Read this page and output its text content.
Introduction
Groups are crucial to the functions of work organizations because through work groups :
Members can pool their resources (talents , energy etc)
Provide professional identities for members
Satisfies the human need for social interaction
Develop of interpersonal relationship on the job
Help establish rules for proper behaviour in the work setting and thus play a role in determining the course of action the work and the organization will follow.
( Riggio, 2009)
┄┄┄┄┄┄┄┄┄┄┄┄┄┄┄┄┄┄┄┄
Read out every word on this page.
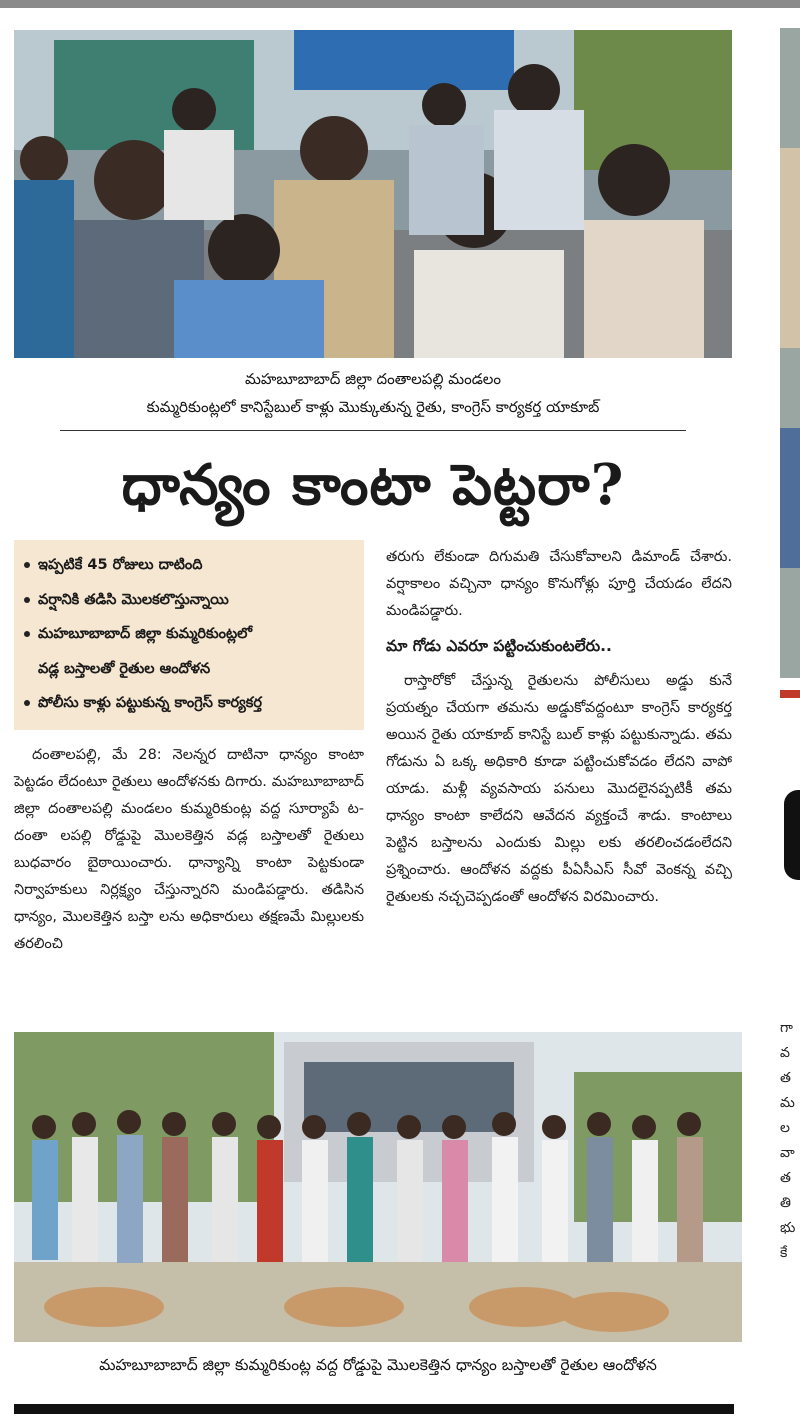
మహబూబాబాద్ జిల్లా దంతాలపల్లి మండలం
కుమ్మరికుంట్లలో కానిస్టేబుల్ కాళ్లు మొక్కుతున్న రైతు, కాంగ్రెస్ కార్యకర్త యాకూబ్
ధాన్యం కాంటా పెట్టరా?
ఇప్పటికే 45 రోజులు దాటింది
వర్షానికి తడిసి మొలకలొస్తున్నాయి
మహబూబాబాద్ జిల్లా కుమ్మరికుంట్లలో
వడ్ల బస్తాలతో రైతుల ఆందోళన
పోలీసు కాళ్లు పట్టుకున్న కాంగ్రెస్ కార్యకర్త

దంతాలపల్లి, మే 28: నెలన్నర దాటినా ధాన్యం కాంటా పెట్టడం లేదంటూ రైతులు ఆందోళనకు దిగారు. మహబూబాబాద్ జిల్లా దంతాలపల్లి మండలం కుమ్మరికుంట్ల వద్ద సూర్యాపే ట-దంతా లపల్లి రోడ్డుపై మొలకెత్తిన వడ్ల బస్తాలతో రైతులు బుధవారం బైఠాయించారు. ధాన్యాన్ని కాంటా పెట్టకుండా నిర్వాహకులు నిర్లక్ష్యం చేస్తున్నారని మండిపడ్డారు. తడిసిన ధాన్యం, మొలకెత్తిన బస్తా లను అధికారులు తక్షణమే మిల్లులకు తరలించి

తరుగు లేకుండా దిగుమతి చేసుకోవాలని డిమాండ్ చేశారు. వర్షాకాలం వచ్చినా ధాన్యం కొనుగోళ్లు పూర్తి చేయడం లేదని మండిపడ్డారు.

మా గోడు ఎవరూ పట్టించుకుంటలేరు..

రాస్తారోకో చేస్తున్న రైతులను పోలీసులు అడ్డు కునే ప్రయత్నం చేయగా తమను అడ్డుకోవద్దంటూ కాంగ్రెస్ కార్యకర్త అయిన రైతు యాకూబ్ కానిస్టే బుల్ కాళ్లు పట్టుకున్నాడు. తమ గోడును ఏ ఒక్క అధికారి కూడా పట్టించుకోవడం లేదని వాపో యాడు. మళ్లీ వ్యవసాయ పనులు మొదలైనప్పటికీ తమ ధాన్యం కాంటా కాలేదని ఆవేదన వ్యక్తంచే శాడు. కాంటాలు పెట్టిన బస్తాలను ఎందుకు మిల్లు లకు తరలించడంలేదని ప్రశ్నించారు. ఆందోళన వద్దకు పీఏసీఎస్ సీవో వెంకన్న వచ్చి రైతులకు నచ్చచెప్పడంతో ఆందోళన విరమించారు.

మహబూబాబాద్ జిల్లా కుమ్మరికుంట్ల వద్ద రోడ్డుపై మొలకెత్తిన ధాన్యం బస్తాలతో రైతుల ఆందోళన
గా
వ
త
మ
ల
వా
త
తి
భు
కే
┄┄┄┄┄┄┄┄┄┄┄┄┄┄┄┄┄┄┄┄
▶ _Directive_:
Find the word "Read" and list each line it appears in.

▶ _Result of this exercise_:
Read this page and output its text content.
Read out every word on this page.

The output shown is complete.